Oleh: Syafruddin Karimi*
Indonesia menghadapi tantangan besar dalam menjaga stabilitas ekonomi di tengah pelemahan penerimaan negara, ketidakpastian global, dan krisis permintaan domestik. Pada kuartal I 2025, penerimaan pajak dan PNBP mengalami penurunan simultan. Pelaporan SPT turun 1,21%, basis pajak menyempit, dan cadangan devisa terkuras akibat intervensi Bank Indonesia untuk menahan depresiasi rupiah.
Sementara itu, konsumsi rumah tangga masih lesu, indeks keyakinan konsumen belum pulih, dan penciptaan lapangan kerja formal mandek. Dalam kondisi ini, negara tidak bisa bersikap pasif. Negara harus hadir secara aktif sebagai penggerak utama permintaan agregat dan stabilisator ekonomi, sebagaimana dikemukakan oleh pemikiran Post-Keynesian.

....................

### Arahan Tugas A
Tulis ulang tanpa perubahan bagian baris di bawah yang dimulai dengan baris berisi "rot-s-zug-checkbox[interactable] <box>40 541" dan diakhiri dengan baris berisi "zug-header: Zug <box>34 440 55 454</box>", termasuk kedua baris ujungnya.

Baris Sumber:

....................

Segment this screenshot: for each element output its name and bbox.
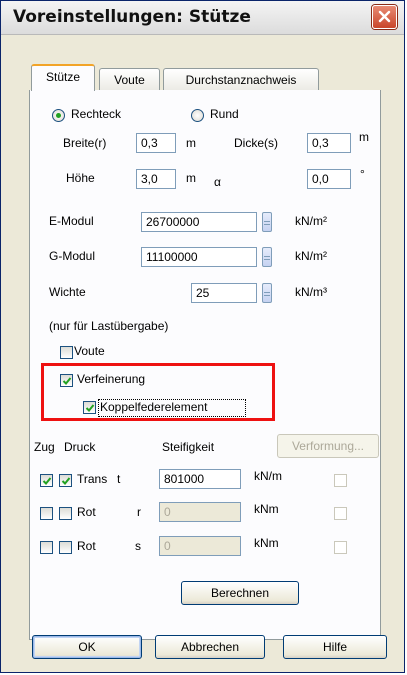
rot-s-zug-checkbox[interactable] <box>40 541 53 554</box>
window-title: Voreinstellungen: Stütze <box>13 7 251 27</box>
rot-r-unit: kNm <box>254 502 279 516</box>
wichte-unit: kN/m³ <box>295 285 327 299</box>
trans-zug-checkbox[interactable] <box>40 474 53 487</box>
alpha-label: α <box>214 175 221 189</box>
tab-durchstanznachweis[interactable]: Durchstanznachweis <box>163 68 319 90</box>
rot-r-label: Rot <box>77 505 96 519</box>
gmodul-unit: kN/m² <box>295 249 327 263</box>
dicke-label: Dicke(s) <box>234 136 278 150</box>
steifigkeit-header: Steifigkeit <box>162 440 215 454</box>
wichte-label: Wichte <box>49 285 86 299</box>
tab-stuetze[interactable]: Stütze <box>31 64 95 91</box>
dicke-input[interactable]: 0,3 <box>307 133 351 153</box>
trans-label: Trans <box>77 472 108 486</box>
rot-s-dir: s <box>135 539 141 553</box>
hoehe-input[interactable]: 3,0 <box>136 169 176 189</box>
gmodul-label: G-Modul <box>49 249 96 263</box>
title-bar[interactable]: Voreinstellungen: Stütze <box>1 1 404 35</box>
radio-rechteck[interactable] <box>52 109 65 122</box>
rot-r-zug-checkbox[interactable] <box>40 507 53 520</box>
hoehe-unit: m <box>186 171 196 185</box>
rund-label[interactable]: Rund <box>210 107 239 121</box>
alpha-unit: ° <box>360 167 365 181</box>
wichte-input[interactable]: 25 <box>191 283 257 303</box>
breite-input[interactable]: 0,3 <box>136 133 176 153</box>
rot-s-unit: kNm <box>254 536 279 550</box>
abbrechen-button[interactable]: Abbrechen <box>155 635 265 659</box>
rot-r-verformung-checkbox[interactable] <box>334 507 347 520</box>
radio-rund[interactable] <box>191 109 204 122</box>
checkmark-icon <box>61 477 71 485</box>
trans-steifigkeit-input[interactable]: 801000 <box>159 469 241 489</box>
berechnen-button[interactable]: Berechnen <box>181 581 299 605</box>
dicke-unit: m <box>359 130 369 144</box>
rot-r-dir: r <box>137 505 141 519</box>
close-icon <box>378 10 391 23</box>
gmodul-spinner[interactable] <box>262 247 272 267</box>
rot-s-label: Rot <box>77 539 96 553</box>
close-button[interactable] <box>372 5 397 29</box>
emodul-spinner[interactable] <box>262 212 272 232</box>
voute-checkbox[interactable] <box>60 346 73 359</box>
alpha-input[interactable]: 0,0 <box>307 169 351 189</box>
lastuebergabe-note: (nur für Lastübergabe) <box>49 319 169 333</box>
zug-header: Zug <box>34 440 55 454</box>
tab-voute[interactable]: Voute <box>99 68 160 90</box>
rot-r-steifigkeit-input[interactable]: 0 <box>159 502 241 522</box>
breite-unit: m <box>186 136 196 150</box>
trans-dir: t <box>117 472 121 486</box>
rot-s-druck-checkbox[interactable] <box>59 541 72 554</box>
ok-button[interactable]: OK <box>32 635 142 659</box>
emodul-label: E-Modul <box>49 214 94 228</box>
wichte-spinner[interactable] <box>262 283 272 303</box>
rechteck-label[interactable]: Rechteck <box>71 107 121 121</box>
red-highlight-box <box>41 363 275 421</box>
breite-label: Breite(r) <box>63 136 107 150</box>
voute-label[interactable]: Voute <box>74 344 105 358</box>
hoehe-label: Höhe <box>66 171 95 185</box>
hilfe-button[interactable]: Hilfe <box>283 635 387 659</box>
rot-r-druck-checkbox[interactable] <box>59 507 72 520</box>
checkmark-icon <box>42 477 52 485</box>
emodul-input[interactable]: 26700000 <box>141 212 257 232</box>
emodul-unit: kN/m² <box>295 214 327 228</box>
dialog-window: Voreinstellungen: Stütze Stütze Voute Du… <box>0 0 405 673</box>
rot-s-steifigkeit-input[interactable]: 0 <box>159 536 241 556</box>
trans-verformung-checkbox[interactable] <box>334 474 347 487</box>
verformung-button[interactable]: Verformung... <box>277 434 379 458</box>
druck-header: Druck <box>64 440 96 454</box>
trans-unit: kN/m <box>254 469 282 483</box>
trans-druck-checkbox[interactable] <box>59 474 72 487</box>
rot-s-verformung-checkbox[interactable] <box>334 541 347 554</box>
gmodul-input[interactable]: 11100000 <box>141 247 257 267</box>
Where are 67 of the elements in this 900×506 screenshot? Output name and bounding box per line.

....................

### Arahan Tugas B
Menurut artikel tentang stabilitas ekonomi Indonesia, berapa persen penurunan pelaporan SPT pada kuartal I 2025?

### Jawaban Benar A
rot-s-zug-checkbox[interactable] <box>40 541 53 554</box>
window-title: Voreinstellungen: Stütze <box>13 7 251 27</box>
rot-r-unit: kNm <box>254 502 279 516</box>
wichte-unit: kN/m³ <box>295 285 327 299</box>
trans-zug-checkbox[interactable] <box>40 474 53 487</box>
alpha-label: α <box>214 175 221 189</box>
tab-durchstanznachweis[interactable]: Durchstanznachweis <box>163 68 319 90</box>
rot-r-label: Rot <box>77 505 96 519</box>
gmodul-unit: kN/m² <box>295 249 327 263</box>
dicke-label: Dicke(s) <box>234 136 278 150</box>
steifigkeit-header: Steifigkeit <box>162 440 215 454</box>
wichte-label: Wichte <box>49 285 86 299</box>
tab-stuetze[interactable]: Stütze <box>31 64 95 91</box>
dicke-input[interactable]: 0,3 <box>307 133 351 153</box>
trans-label: Trans <box>77 472 108 486</box>
rot-s-dir: s <box>135 539 141 553</box>
hoehe-input[interactable]: 3,0 <box>136 169 176 189</box>
gmodul-label: G-Modul <box>49 249 96 263</box>
title-bar[interactable]: Voreinstellungen: Stütze <box>1 1 404 35</box>
radio-rechteck[interactable] <box>52 109 65 122</box>
rot-r-zug-checkbox[interactable] <box>40 507 53 520</box>
hoehe-unit: m <box>186 171 196 185</box>
rund-label[interactable]: Rund <box>210 107 239 121</box>
alpha-unit: ° <box>360 167 365 181</box>
wichte-input[interactable]: 25 <box>191 283 257 303</box>
breite-input[interactable]: 0,3 <box>136 133 176 153</box>
rot-s-unit: kNm <box>254 536 279 550</box>
abbrechen-button[interactable]: Abbrechen <box>155 635 265 659</box>
rot-r-verformung-checkbox[interactable] <box>334 507 347 520</box>
radio-rund[interactable] <box>191 109 204 122</box>
checkmark-icon <box>61 477 71 485</box>
trans-steifigkeit-input[interactable]: 801000 <box>159 469 241 489</box>
berechnen-button[interactable]: Berechnen <box>181 581 299 605</box>
dicke-unit: m <box>359 130 369 144</box>
rot-r-dir: r <box>137 505 141 519</box>
close-icon <box>378 10 391 23</box>
gmodul-spinner[interactable] <box>262 247 272 267</box>
rot-s-label: Rot <box>77 539 96 553</box>
close-button[interactable] <box>372 5 397 29</box>
emodul-spinner[interactable] <box>262 212 272 232</box>
voute-checkbox[interactable] <box>60 346 73 359</box>
alpha-input[interactable]: 0,0 <box>307 169 351 189</box>
lastuebergabe-note: (nur für Lastübergabe) <box>49 319 169 333</box>
zug-header: Zug <box>34 440 55 454</box>

### Jawaban Benar B
Pelaporan SPT turun 1,21%.